- [Given exercise]:
Type out every line below exactly as it reads.

### Records

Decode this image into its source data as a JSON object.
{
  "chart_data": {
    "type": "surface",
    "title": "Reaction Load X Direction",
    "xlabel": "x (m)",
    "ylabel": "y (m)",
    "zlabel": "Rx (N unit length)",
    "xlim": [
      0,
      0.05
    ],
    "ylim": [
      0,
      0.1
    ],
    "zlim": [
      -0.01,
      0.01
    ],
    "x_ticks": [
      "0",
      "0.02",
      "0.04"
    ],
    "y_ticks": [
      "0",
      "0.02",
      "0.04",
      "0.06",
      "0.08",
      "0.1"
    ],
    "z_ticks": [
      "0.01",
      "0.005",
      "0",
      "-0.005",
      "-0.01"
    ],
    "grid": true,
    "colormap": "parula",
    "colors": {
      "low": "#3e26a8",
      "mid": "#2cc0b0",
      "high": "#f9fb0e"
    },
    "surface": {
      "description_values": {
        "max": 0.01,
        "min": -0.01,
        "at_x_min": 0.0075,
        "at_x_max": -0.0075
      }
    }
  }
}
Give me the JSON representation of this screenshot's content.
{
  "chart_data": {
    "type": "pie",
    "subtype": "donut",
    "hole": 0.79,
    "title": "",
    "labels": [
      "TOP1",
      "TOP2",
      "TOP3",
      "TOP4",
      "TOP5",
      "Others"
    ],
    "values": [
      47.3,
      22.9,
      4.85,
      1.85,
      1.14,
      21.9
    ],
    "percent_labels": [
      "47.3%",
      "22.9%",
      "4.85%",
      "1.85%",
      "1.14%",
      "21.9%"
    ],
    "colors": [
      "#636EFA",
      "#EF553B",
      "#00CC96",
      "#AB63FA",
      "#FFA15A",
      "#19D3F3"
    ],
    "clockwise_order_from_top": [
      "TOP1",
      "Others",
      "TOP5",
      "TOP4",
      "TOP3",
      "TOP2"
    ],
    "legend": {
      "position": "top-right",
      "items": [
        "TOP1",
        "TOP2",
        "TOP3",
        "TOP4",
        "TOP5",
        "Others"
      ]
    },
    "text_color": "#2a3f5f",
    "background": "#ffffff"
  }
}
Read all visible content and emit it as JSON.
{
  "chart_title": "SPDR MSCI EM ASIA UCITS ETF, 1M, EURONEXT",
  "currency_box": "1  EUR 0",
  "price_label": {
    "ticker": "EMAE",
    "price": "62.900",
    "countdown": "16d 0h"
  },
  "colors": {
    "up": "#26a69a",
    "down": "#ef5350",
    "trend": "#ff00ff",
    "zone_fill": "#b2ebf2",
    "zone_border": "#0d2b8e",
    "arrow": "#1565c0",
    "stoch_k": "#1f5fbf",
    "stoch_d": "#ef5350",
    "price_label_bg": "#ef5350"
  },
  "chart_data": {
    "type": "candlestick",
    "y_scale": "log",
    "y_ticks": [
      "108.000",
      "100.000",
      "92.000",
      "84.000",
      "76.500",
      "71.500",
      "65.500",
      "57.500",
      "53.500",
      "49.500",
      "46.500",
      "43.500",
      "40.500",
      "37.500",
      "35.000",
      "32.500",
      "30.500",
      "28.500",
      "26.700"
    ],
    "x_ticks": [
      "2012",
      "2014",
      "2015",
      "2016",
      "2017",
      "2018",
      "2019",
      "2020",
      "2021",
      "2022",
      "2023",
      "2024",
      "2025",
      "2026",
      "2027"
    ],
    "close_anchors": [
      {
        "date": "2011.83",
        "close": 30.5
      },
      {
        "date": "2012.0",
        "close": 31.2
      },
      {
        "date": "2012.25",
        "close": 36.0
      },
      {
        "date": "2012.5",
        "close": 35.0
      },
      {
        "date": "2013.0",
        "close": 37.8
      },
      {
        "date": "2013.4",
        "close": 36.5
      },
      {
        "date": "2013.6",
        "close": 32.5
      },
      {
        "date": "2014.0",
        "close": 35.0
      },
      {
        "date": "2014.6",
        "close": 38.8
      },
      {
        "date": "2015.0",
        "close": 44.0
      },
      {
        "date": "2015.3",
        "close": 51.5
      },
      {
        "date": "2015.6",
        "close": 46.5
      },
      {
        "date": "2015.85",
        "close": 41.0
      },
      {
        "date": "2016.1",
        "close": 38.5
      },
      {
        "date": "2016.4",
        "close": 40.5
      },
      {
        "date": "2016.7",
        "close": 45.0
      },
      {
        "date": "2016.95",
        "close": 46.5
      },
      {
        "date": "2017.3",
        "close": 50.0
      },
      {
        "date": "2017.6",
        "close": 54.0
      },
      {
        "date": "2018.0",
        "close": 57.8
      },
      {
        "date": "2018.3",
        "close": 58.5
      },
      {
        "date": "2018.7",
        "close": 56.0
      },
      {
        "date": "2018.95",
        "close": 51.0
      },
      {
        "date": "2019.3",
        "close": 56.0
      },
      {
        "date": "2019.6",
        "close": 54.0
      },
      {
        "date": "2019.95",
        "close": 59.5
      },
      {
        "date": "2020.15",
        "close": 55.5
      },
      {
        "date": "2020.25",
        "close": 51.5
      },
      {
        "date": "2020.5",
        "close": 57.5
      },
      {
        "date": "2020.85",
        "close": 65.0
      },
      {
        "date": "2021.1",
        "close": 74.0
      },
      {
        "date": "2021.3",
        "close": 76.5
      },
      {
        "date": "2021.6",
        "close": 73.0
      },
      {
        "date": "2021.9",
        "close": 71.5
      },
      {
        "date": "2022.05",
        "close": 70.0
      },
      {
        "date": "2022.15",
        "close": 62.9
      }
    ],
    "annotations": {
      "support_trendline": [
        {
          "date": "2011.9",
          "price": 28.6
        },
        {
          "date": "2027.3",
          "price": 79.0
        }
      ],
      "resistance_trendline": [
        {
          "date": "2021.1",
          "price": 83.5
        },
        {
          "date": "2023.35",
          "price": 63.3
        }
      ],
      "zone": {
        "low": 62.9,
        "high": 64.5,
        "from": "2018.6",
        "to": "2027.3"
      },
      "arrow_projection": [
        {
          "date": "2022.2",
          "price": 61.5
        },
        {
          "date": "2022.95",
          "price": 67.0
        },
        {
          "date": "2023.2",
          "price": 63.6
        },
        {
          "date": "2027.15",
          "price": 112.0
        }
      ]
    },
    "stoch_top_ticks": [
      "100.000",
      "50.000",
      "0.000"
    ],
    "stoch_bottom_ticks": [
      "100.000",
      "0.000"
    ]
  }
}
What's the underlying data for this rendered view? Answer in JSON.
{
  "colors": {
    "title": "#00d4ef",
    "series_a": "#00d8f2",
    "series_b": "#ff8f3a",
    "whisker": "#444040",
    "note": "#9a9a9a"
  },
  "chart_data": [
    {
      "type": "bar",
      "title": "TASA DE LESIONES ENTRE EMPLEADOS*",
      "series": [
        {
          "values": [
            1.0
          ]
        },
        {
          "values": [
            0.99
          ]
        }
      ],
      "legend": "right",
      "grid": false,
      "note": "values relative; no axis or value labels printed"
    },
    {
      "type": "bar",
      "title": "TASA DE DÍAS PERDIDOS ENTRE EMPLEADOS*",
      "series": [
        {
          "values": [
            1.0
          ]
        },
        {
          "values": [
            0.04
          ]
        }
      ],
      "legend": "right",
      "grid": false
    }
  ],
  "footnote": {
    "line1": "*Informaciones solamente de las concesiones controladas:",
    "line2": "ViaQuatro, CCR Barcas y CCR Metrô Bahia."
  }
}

######

- [Exercise output]:
Decode this image into its source data as a JSON object.
{
  "chart_data": {
    "type": "surface",
    "title": "Reaction Load X Direction",
    "xlabel": "x (m)",
    "ylabel": "y (m)",
    "zlabel": "Rx (N unit length)",
    "xlim": [
      0,
      0.05
    ],
    "ylim": [
      0,
      0.1
    ],
    "zlim": [
      -0.01,
      0.01
    ],
    "x_ticks": [
      "0",
      "0.02",
      "0.04"
    ],
    "y_ticks": [
      "0",
      "0.02",
      "0.04",
      "0.06",
      "0.08",
      "0.1"
    ],
    "z_ticks": [
      "0.01",
      "0.005",
      "0",
      "-0.005",
      "-0.01"
    ],
    "grid": true,
    "colormap": "parula",
    "colors": {
      "low": "#3e26a8",
      "mid": "#2cc0b0",
      "high": "#f9fb0e"
    },
    "surface": {
      "description_values": {
        "max": 0.01,
        "min": -0.01,
        "at_x_min": 0.0075,
        "at_x_max": -0.0075
      }
    }
  }
}
Give me the JSON representation of this screenshot's content.
{
  "chart_data": {
    "type": "pie",
    "subtype": "donut",
    "hole": 0.79,
    "title": "",
    "labels": [
      "TOP1",
      "TOP2",
      "TOP3",
      "TOP4",
      "TOP5",
      "Others"
    ],
    "values": [
      47.3,
      22.9,
      4.85,
      1.85,
      1.14,
      21.9
    ],
    "percent_labels": [
      "47.3%",
      "22.9%",
      "4.85%",
      "1.85%",
      "1.14%",
      "21.9%"
    ],
    "colors": [
      "#636EFA",
      "#EF553B",
      "#00CC96",
      "#AB63FA",
      "#FFA15A",
      "#19D3F3"
    ],
    "clockwise_order_from_top": [
      "TOP1",
      "Others",
      "TOP5",
      "TOP4",
      "TOP3",
      "TOP2"
    ],
    "legend": {
      "position": "top-right",
      "items": [
        "TOP1",
        "TOP2",
        "TOP3",
        "TOP4",
        "TOP5",
        "Others"
      ]
    },
    "text_color": "#2a3f5f",
    "background": "#ffffff"
  }
}
Read all visible content and emit it as JSON.
{
  "chart_title": "SPDR MSCI EM ASIA UCITS ETF, 1M, EURONEXT",
  "currency_box": "1  EUR 0",
  "price_label": {
    "ticker": "EMAE",
    "price": "62.900",
    "countdown": "16d 0h"
  },
  "colors": {
    "up": "#26a69a",
    "down": "#ef5350",
    "trend": "#ff00ff",
    "zone_fill": "#b2ebf2",
    "zone_border": "#0d2b8e",
    "arrow": "#1565c0",
    "stoch_k": "#1f5fbf",
    "stoch_d": "#ef5350",
    "price_label_bg": "#ef5350"
  },
  "chart_data": {
    "type": "candlestick",
    "y_scale": "log",
    "y_ticks": [
      "108.000",
      "100.000",
      "92.000",
      "84.000",
      "76.500",
      "71.500",
      "65.500",
      "57.500",
      "53.500",
      "49.500",
      "46.500",
      "43.500",
      "40.500",
      "37.500",
      "35.000",
      "32.500",
      "30.500",
      "28.500",
      "26.700"
    ],
    "x_ticks": [
      "2012",
      "2014",
      "2015",
      "2016",
      "2017",
      "2018",
      "2019",
      "2020",
      "2021",
      "2022",
      "2023",
      "2024",
      "2025",
      "2026",
      "2027"
    ],
    "close_anchors": [
      {
        "date": "2011.83",
        "close": 30.5
      },
      {
        "date": "2012.0",
        "close": 31.2
      },
      {
        "date": "2012.25",
        "close": 36.0
      },
      {
        "date": "2012.5",
        "close": 35.0
      },
      {
        "date": "2013.0",
        "close": 37.8
      },
      {
        "date": "2013.4",
        "close": 36.5
      },
      {
        "date": "2013.6",
        "close": 32.5
      },
      {
        "date": "2014.0",
        "close": 35.0
      },
      {
        "date": "2014.6",
        "close": 38.8
      },
      {
        "date": "2015.0",
        "close": 44.0
      },
      {
        "date": "2015.3",
        "close": 51.5
      },
      {
        "date": "2015.6",
        "close": 46.5
      },
      {
        "date": "2015.85",
        "close": 41.0
      },
      {
        "date": "2016.1",
        "close": 38.5
      },
      {
        "date": "2016.4",
        "close": 40.5
      },
      {
        "date": "2016.7",
        "close": 45.0
      },
      {
        "date": "2016.95",
        "close": 46.5
      },
      {
        "date": "2017.3",
        "close": 50.0
      },
      {
        "date": "2017.6",
        "close": 54.0
      },
      {
        "date": "2018.0",
        "close": 57.8
      },
      {
        "date": "2018.3",
        "close": 58.5
      },
      {
        "date": "2018.7",
        "close": 56.0
      },
      {
        "date": "2018.95",
        "close": 51.0
      },
      {
        "date": "2019.3",
        "close": 56.0
      },
      {
        "date": "2019.6",
        "close": 54.0
      },
      {
        "date": "2019.95",
        "close": 59.5
      },
      {
        "date": "2020.15",
        "close": 55.5
      },
      {
        "date": "2020.25",
        "close": 51.5
      },
      {
        "date": "2020.5",
        "close": 57.5
      },
      {
        "date": "2020.85",
        "close": 65.0
      },
      {
        "date": "2021.1",
        "close": 74.0
      },
      {
        "date": "2021.3",
        "close": 76.5
      },
      {
        "date": "2021.6",
        "close": 73.0
      },
      {
        "date": "2021.9",
        "close": 71.5
      },
      {
        "date": "2022.05",
        "close": 70.0
      },
      {
        "date": "2022.15",
        "close": 62.9
      }
    ],
    "annotations": {
      "support_trendline": [
        {
          "date": "2011.9",
          "price": 28.6
        },
        {
          "date": "2027.3",
          "price": 79.0
        }
      ],
      "resistance_trendline": [
        {
          "date": "2021.1",
          "price": 83.5
        },
        {
          "date": "2023.35",
          "price": 63.3
        }
      ],
      "zone": {
        "low": 62.9,
        "high": 64.5,
        "from": "2018.6",
        "to": "2027.3"
      },
      "arrow_projection": [
        {
          "date": "2022.2",
          "price": 61.5
        },
        {
          "date": "2022.95",
          "price": 67.0
        },
        {
          "date": "2023.2",
          "price": 63.6
        },
        {
          "date": "2027.15",
          "price": 112.0
        }
      ]
    },
    "stoch_top_ticks": [
      "100.000",
      "50.000",
      "0.000"
    ],
    "stoch_bottom_ticks": [
      "100.000",
      "0.000"
    ]
  }
}
What's the underlying data for this rendered view? Answer in JSON.
{
  "colors": {
    "title": "#00d4ef",
    "series_a": "#00d8f2",
    "series_b": "#ff8f3a",
    "whisker": "#444040",
    "note": "#9a9a9a"
  },
  "chart_data": [
    {
      "type": "bar",
      "title": "TASA DE LESIONES ENTRE EMPLEADOS*",
      "series": [
        {
          "values": [
            1.0
          ]
        },
        {
          "values": [
            0.99
          ]
        }
      ],
      "legend": "right",
      "grid": false,
      "note": "values relative; no axis or value labels printed"
    },
    {
      "type": "bar",
      "title": "TASA DE DÍAS PERDIDOS ENTRE EMPLEADOS*",
      "series": [
        {
          "values": [
            1.0
          ]
        },
        {
          "values": [
            0.04
          ]
        }
      ],
      "legend": "right",
      "grid": false
    }
  ],
  "footnote": {
    "line1": "*Informaciones solamente de las concesiones controladas:",
    "line2": "ViaQuatro, CCR Barcas y CCR Metrô Bahia."
  }
}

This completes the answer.